◆ **Direction**:
All the data should be repeated exactly. Any image in it is left out.

◆ **Data listing**:
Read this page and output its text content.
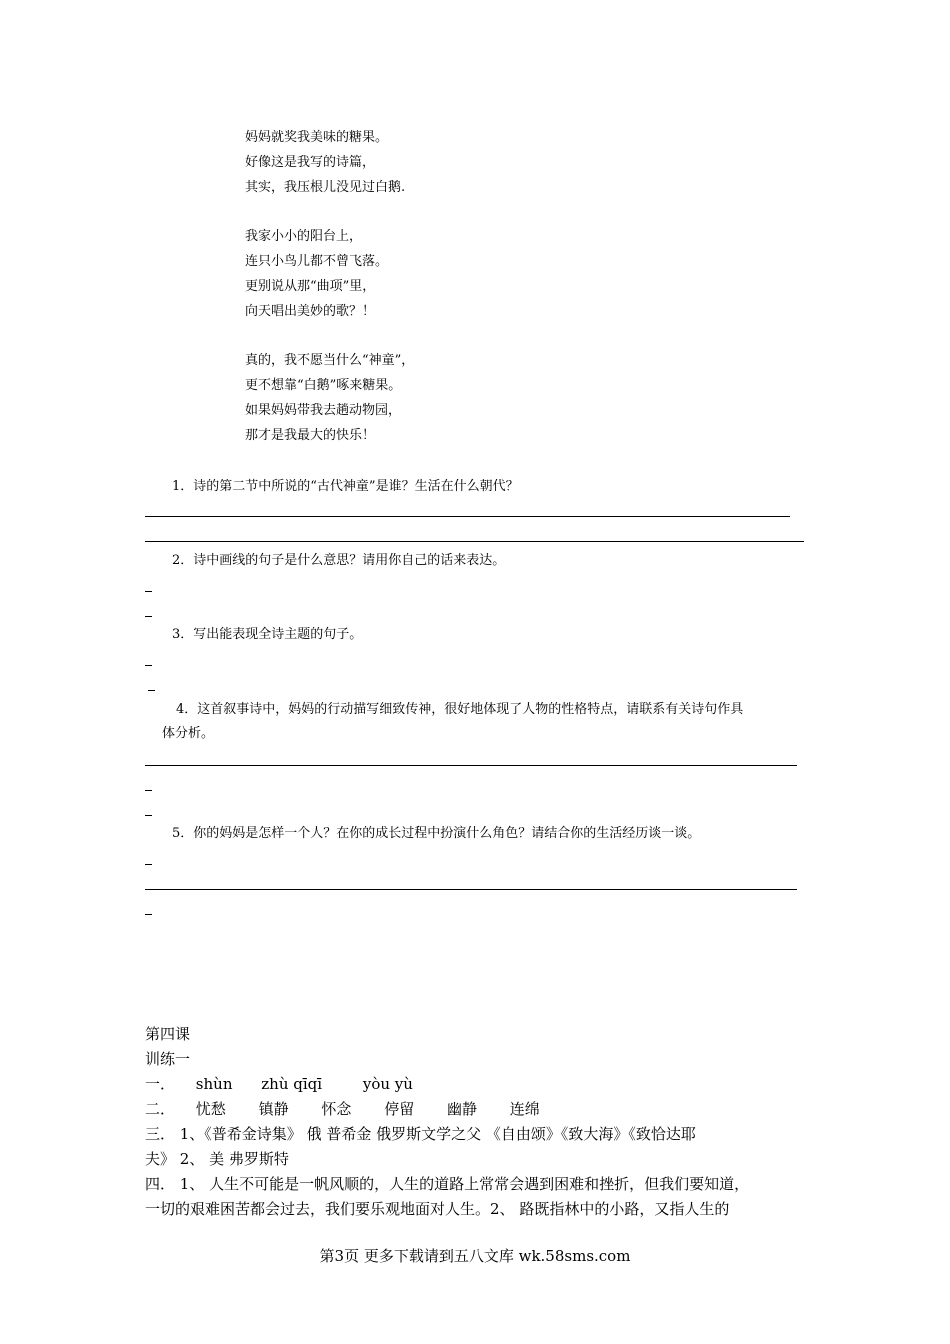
妈妈就奖我美味的糖果。
好像这是我写的诗篇，
其实，我压根儿没见过白鹅.
我家小小的阳台上，
连只小鸟儿都不曾飞落。
更别说从那“曲项”里，
向天唱出美妙的歌？！
真的，我不愿当什么“神童”，
更不想靠“白鹅”啄来糖果。
如果妈妈带我去趟动物园，
那才是我最大的快乐！
1．诗的第二节中所说的“古代神童”是谁？生活在什么朝代？
2．诗中画线的句子是什么意思？请用你自己的话来表达。
3．写出能表现全诗主题的句子。
4．这首叙事诗中，妈妈的行动描写细致传神，很好地体现了人物的性格特点，请联系有关诗句作具
体分析。
5．你的妈妈是怎样一个人？在你的成长过程中扮演什么角色？请结合你的生活经历谈一谈。
第四课
训练一
一． shùn zhù qīqī	yòu yù
二． 忧愁 镇静 怀念 停留 幽静 连绵
三． 1、《普希金诗集》 俄 普希金 俄罗斯文学之父 《自由颂》《致大海》《致恰达耶
夫》 2、 美 弗罗斯特
四． 1、 人生不可能是一帆风顺的，人生的道路上常常会遇到困难和挫折，但我们要知道，
一切的艰难困苦都会过去，我们要乐观地面对人生。2、 路既指林中的小路，又指人生的
第3页 更多下载请到五八文库 wk.58sms.com
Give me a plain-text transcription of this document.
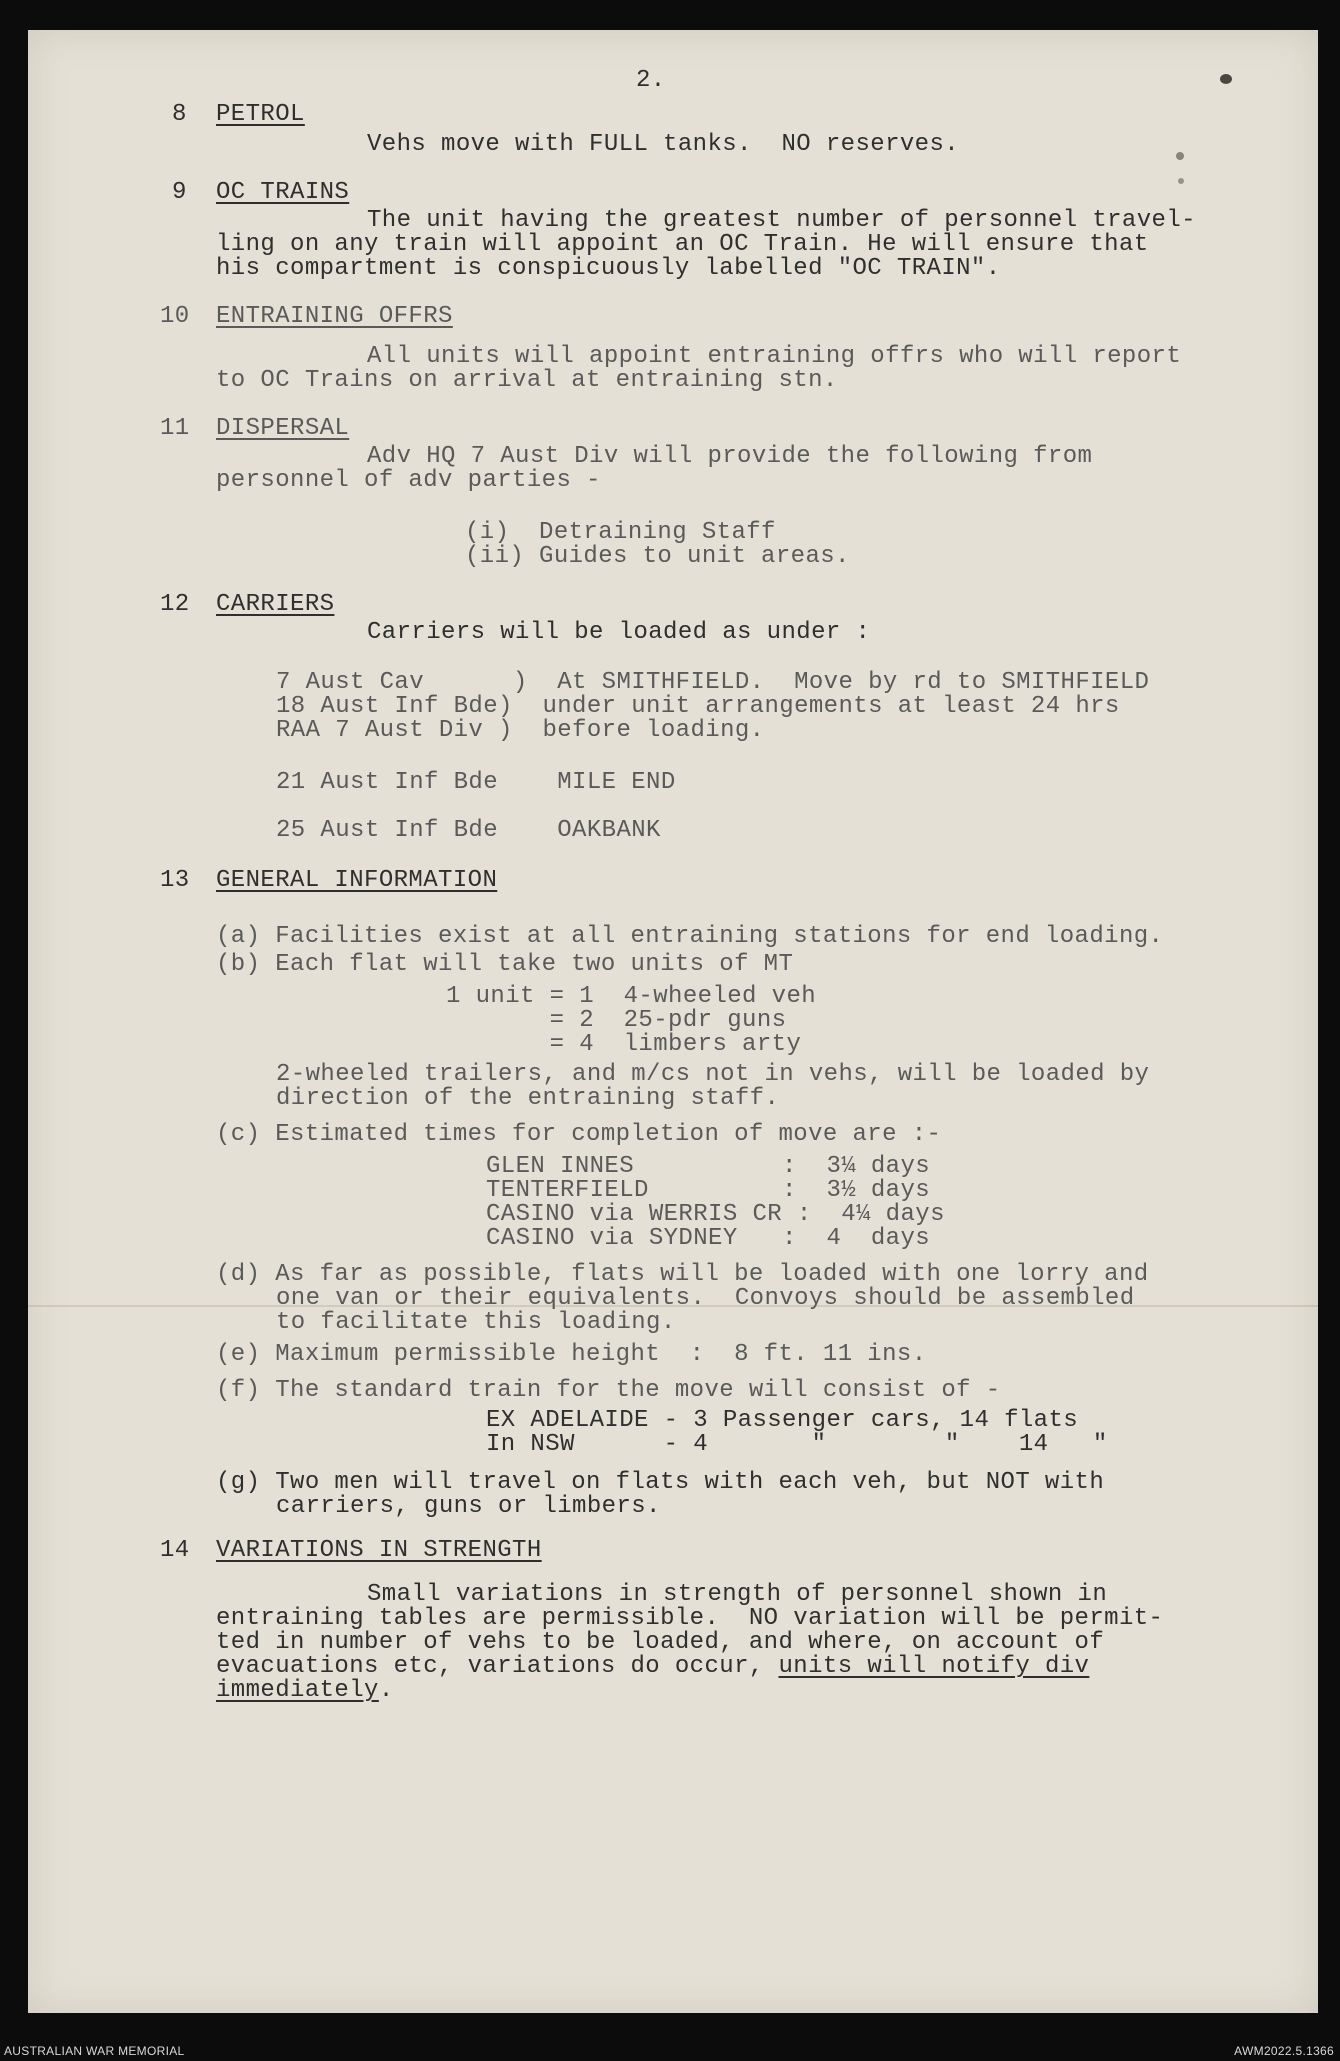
2.
8 PETROL
Vehs move with FULL tanks.  NO reserves.
9 OC TRAINS
The unit having the greatest number of personnel travel-
ling on any train will appoint an OC Train. He will ensure that
his compartment is conspicuously labelled "OC TRAIN".
10 ENTRAINING OFFRS
All units will appoint entraining offrs who will report
to OC Trains on arrival at entraining stn.
11 DISPERSAL
Adv HQ 7 Aust Div will provide the following from
personnel of adv parties -
(i)  Detraining Staff
(ii) Guides to unit areas.
12 CARRIERS
Carriers will be loaded as under :
7 Aust Cav      )  At SMITHFIELD.  Move by rd to SMITHFIELD
18 Aust Inf Bde)  under unit arrangements at least 24 hrs
RAA 7 Aust Div )  before loading.
21 Aust Inf Bde    MILE END
25 Aust Inf Bde    OAKBANK
13 GENERAL INFORMATION
(a) Facilities exist at all entraining stations for end loading.
(b) Each flat will take two units of MT
1 unit = 1  4-wheeled veh
= 2  25-pdr guns
= 4  limbers arty
2-wheeled trailers, and m/cs not in vehs, will be loaded by
direction of the entraining staff.
(c) Estimated times for completion of move are :-
GLEN INNES          :  3¼ days
TENTERFIELD         :  3½ days
CASINO via WERRIS CR :  4¼ days
CASINO via SYDNEY   :  4  days
(d) As far as possible, flats will be loaded with one lorry and
one van or their equivalents.  Convoys should be assembled
to facilitate this loading.
(e) Maximum permissible height  :  8 ft. 11 ins.
(f) The standard train for the move will consist of -
EX ADELAIDE - 3 Passenger cars, 14 flats
In NSW      - 4       "        "    14   "
(g) Two men will travel on flats with each veh, but NOT with
carriers, guns or limbers.
14 VARIATIONS IN STRENGTH
Small variations in strength of personnel shown in
entraining tables are permissible.  NO variation will be permit-
ted in number of vehs to be loaded, and where, on account of
evacuations etc, variations do occur, units will notify div
immediately.
AUSTRALIAN WAR MEMORIAL	AWM2022.5.1366
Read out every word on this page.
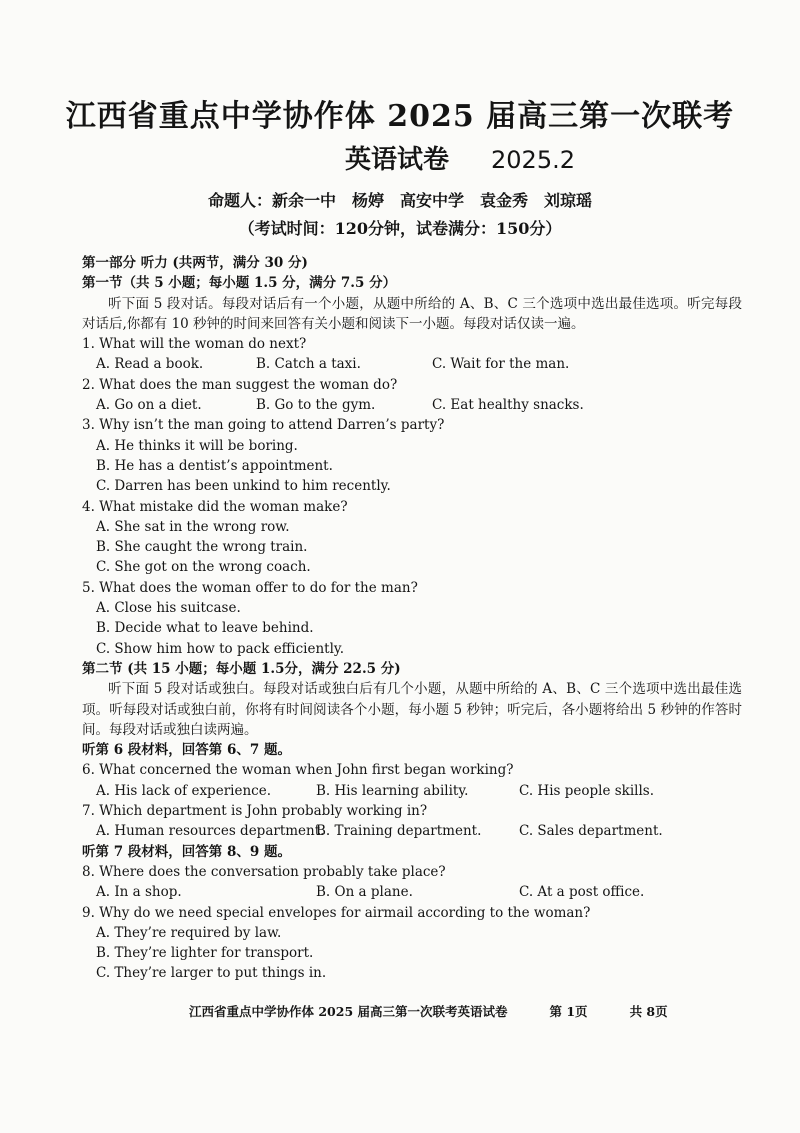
江西省重点中学协作体 2025 届高三第一次联考
英语试卷 2025.2
命题人：新余一中　杨婷　高安中学　袁金秀　刘琼瑶
（考试时间：120分钟，试卷满分：150分）
第一部分 听力 (共两节，满分 30 分)
第一节（共 5 小题；每小题 1.5 分，满分 7.5 分）
听下面 5 段对话。每段对话后有一个小题，从题中所给的 A、B、C 三个选项中选出最佳选项。听完每段对话后,你都有 10 秒钟的时间来回答有关小题和阅读下一小题。每段对话仅读一遍。
1. What will the woman do next?
A. Read a book.	B. Catch a taxi.	C. Wait for the man.
2. What does the man suggest the woman do?
A. Go on a diet.	B. Go to the gym.	C. Eat healthy snacks.
3. Why isn’t the man going to attend Darren’s party?
A. He thinks it will be boring.
B. He has a dentist’s appointment.
C. Darren has been unkind to him recently.
4. What mistake did the woman make?
A. She sat in the wrong row.
B. She caught the wrong train.
C. She got on the wrong coach.
5. What does the woman offer to do for the man?
A. Close his suitcase.
B. Decide what to leave behind.
C. Show him how to pack efficiently.
第二节 (共 15 小题；每小题 1.5分，满分 22.5 分)
听下面 5 段对话或独白。每段对话或独白后有几个小题，从题中所给的 A、B、C 三个选项中选出最佳选项。听每段对话或独白前，你将有时间阅读各个小题，每小题 5 秒钟；听完后，各小题将给出 5 秒钟的作答时间。每段对话或独白读两遍。
听第 6 段材料，回答第 6、7 题。
6. What concerned the woman when John first began working?
A. His lack of experience.	B. His learning ability.	C. His people skills.
7. Which department is John probably working in?
A. Human resources department.
B. Training department.	C. Sales department.
听第 7 段材料，回答第 8、9 题。
8. Where does the conversation probably take place?
A. In a shop.	B. On a plane.	C. At a post office.
9. Why do we need special envelopes for airmail according to the woman?
A. They’re required by law.
B. They’re lighter for transport.
C. They’re larger to put things in.
江西省重点中学协作体 2025 届高三第一次联考英语试卷	第 1页	共 8页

◆ **Solution to this task**:
Read this page and output its text content.
妈妈就奖我美味的糖果。
好像这是我写的诗篇，
其实，我压根儿没见过白鹅.
我家小小的阳台上，
连只小鸟儿都不曾飞落。
更别说从那“曲项”里，
向天唱出美妙的歌？！
真的，我不愿当什么“神童”，
更不想靠“白鹅”啄来糖果。
如果妈妈带我去趟动物园，
那才是我最大的快乐！
1．诗的第二节中所说的“古代神童”是谁？生活在什么朝代？
2．诗中画线的句子是什么意思？请用你自己的话来表达。
3．写出能表现全诗主题的句子。
4．这首叙事诗中，妈妈的行动描写细致传神，很好地体现了人物的性格特点，请联系有关诗句作具
体分析。
5．你的妈妈是怎样一个人？在你的成长过程中扮演什么角色？请结合你的生活经历谈一谈。
第四课
训练一
一． shùn zhù qīqī	yòu yù
二． 忧愁 镇静 怀念 停留 幽静 连绵
三． 1、《普希金诗集》 俄 普希金 俄罗斯文学之父 《自由颂》《致大海》《致恰达耶
夫》 2、 美 弗罗斯特
四． 1、 人生不可能是一帆风顺的，人生的道路上常常会遇到困难和挫折，但我们要知道，
一切的艰难困苦都会过去，我们要乐观地面对人生。2、 路既指林中的小路，又指人生的
第3页 更多下载请到五八文库 wk.58sms.com
Give me a plain-text transcription of this document.
2.
8 PETROL
Vehs move with FULL tanks.  NO reserves.
9 OC TRAINS
The unit having the greatest number of personnel travel-
ling on any train will appoint an OC Train. He will ensure that
his compartment is conspicuously labelled "OC TRAIN".
10 ENTRAINING OFFRS
All units will appoint entraining offrs who will report
to OC Trains on arrival at entraining stn.
11 DISPERSAL
Adv HQ 7 Aust Div will provide the following from
personnel of adv parties -
(i)  Detraining Staff
(ii) Guides to unit areas.
12 CARRIERS
Carriers will be loaded as under :
7 Aust Cav      )  At SMITHFIELD.  Move by rd to SMITHFIELD
18 Aust Inf Bde)  under unit arrangements at least 24 hrs
RAA 7 Aust Div )  before loading.
21 Aust Inf Bde    MILE END
25 Aust Inf Bde    OAKBANK
13 GENERAL INFORMATION
(a) Facilities exist at all entraining stations for end loading.
(b) Each flat will take two units of MT
1 unit = 1  4-wheeled veh
= 2  25-pdr guns
= 4  limbers arty
2-wheeled trailers, and m/cs not in vehs, will be loaded by
direction of the entraining staff.
(c) Estimated times for completion of move are :-
GLEN INNES          :  3¼ days
TENTERFIELD         :  3½ days
CASINO via WERRIS CR :  4¼ days
CASINO via SYDNEY   :  4  days
(d) As far as possible, flats will be loaded with one lorry and
one van or their equivalents.  Convoys should be assembled
to facilitate this loading.
(e) Maximum permissible height  :  8 ft. 11 ins.
(f) The standard train for the move will consist of -
EX ADELAIDE - 3 Passenger cars, 14 flats
In NSW      - 4       "        "    14   "
(g) Two men will travel on flats with each veh, but NOT with
carriers, guns or limbers.
14 VARIATIONS IN STRENGTH
Small variations in strength of personnel shown in
entraining tables are permissible.  NO variation will be permit-
ted in number of vehs to be loaded, and where, on account of
evacuations etc, variations do occur, units will notify div
immediately.
AUSTRALIAN WAR MEMORIAL	AWM2022.5.1366
Read out every word on this page.
江西省重点中学协作体 2025 届高三第一次联考
英语试卷 2025.2
命题人：新余一中　杨婷　高安中学　袁金秀　刘琼瑶
（考试时间：120分钟，试卷满分：150分）
第一部分 听力 (共两节，满分 30 分)
第一节（共 5 小题；每小题 1.5 分，满分 7.5 分）
听下面 5 段对话。每段对话后有一个小题，从题中所给的 A、B、C 三个选项中选出最佳选项。听完每段对话后,你都有 10 秒钟的时间来回答有关小题和阅读下一小题。每段对话仅读一遍。
1. What will the woman do next?
A. Read a book.	B. Catch a taxi.	C. Wait for the man.
2. What does the man suggest the woman do?
A. Go on a diet.	B. Go to the gym.	C. Eat healthy snacks.
3. Why isn’t the man going to attend Darren’s party?
A. He thinks it will be boring.
B. He has a dentist’s appointment.
C. Darren has been unkind to him recently.
4. What mistake did the woman make?
A. She sat in the wrong row.
B. She caught the wrong train.
C. She got on the wrong coach.
5. What does the woman offer to do for the man?
A. Close his suitcase.
B. Decide what to leave behind.
C. Show him how to pack efficiently.
第二节 (共 15 小题；每小题 1.5分，满分 22.5 分)
听下面 5 段对话或独白。每段对话或独白后有几个小题，从题中所给的 A、B、C 三个选项中选出最佳选项。听每段对话或独白前，你将有时间阅读各个小题，每小题 5 秒钟；听完后，各小题将给出 5 秒钟的作答时间。每段对话或独白读两遍。
听第 6 段材料，回答第 6、7 题。
6. What concerned the woman when John first began working?
A. His lack of experience.	B. His learning ability.	C. His people skills.
7. Which department is John probably working in?
A. Human resources department.
B. Training department.	C. Sales department.
听第 7 段材料，回答第 8、9 题。
8. Where does the conversation probably take place?
A. In a shop.	B. On a plane.	C. At a post office.
9. Why do we need special envelopes for airmail according to the woman?
A. They’re required by law.
B. They’re lighter for transport.
C. They’re larger to put things in.
江西省重点中学协作体 2025 届高三第一次联考英语试卷	第 1页	共 8页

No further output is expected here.